Exercise directions:
Reproduce all of the records exactly.

Listed entries:
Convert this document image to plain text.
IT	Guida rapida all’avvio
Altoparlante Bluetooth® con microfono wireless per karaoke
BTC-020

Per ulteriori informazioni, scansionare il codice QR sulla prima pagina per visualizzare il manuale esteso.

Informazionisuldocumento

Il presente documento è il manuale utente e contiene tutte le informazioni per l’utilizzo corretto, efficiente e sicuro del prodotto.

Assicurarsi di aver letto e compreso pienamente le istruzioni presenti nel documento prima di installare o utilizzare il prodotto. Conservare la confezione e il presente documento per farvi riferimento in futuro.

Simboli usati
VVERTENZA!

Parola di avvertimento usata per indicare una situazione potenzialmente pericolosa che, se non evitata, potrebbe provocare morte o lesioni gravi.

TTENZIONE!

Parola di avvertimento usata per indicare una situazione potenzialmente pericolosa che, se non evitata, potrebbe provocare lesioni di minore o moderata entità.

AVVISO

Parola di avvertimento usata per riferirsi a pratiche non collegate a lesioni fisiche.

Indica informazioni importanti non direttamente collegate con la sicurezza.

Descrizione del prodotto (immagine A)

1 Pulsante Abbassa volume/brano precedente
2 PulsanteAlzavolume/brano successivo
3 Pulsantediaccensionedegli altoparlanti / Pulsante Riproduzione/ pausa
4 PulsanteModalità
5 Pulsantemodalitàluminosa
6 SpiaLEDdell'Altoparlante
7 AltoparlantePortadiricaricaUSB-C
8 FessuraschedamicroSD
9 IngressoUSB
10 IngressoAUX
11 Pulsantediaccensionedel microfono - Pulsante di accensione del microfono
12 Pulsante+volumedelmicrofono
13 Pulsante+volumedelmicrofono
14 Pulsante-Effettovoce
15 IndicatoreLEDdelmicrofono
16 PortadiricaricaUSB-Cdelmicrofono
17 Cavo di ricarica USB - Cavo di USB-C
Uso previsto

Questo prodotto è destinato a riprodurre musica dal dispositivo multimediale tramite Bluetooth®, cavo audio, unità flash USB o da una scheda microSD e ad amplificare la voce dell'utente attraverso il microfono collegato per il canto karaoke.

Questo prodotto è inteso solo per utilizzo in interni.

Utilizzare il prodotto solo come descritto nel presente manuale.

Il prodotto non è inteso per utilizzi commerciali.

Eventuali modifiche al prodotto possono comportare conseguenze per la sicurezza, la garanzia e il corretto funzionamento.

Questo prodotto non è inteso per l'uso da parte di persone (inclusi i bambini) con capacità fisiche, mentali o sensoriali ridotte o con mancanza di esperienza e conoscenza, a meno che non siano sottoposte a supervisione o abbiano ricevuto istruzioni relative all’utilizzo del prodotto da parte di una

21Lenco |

Result below:
Convert this document image to plain text.
IT	Guida rapida all’avvio
Altoparlante Bluetooth® con microfono wireless per karaoke
BTC-020

Per ulteriori informazioni, scansionare il codice QR sulla prima pagina per visualizzare il manuale esteso.

Informazionisuldocumento

Il presente documento è il manuale utente e contiene tutte le informazioni per l’utilizzo corretto, efficiente e sicuro del prodotto.

Assicurarsi di aver letto e compreso pienamente le istruzioni presenti nel documento prima di installare o utilizzare il prodotto. Conservare la confezione e il presente documento per farvi riferimento in futuro.

Simboli usati
VVERTENZA!

Parola di avvertimento usata per indicare una situazione potenzialmente pericolosa che, se non evitata, potrebbe provocare morte o lesioni gravi.

TTENZIONE!

Parola di avvertimento usata per indicare una situazione potenzialmente pericolosa che, se non evitata, potrebbe provocare lesioni di minore o moderata entità.

AVVISO

Parola di avvertimento usata per riferirsi a pratiche non collegate a lesioni fisiche.

Indica informazioni importanti non direttamente collegate con la sicurezza.

Descrizione del prodotto (immagine A)

1 Pulsante Abbassa volume/brano precedente
2 PulsanteAlzavolume/brano successivo
3 Pulsantediaccensionedegli altoparlanti / Pulsante Riproduzione/ pausa
4 PulsanteModalità
5 Pulsantemodalitàluminosa
6 SpiaLEDdell'Altoparlante
7 AltoparlantePortadiricaricaUSB-C
8 FessuraschedamicroSD
9 IngressoUSB
10 IngressoAUX
11 Pulsantediaccensionedel microfono - Pulsante di accensione del microfono
12 Pulsante+volumedelmicrofono
13 Pulsante+volumedelmicrofono
14 Pulsante-Effettovoce
15 IndicatoreLEDdelmicrofono
16 PortadiricaricaUSB-Cdelmicrofono
17 Cavo di ricarica USB - Cavo di USB-C
Uso previsto

Questo prodotto è destinato a riprodurre musica dal dispositivo multimediale tramite Bluetooth®, cavo audio, unità flash USB o da una scheda microSD e ad amplificare la voce dell'utente attraverso il microfono collegato per il canto karaoke.

Questo prodotto è inteso solo per utilizzo in interni.

Utilizzare il prodotto solo come descritto nel presente manuale.

Il prodotto non è inteso per utilizzi commerciali.

Eventuali modifiche al prodotto possono comportare conseguenze per la sicurezza, la garanzia e il corretto funzionamento.

Questo prodotto non è inteso per l'uso da parte di persone (inclusi i bambini) con capacità fisiche, mentali o sensoriali ridotte o con mancanza di esperienza e conoscenza, a meno che non siano sottoposte a supervisione o abbiano ricevuto istruzioni relative all’utilizzo del prodotto da parte di una

21Lenco |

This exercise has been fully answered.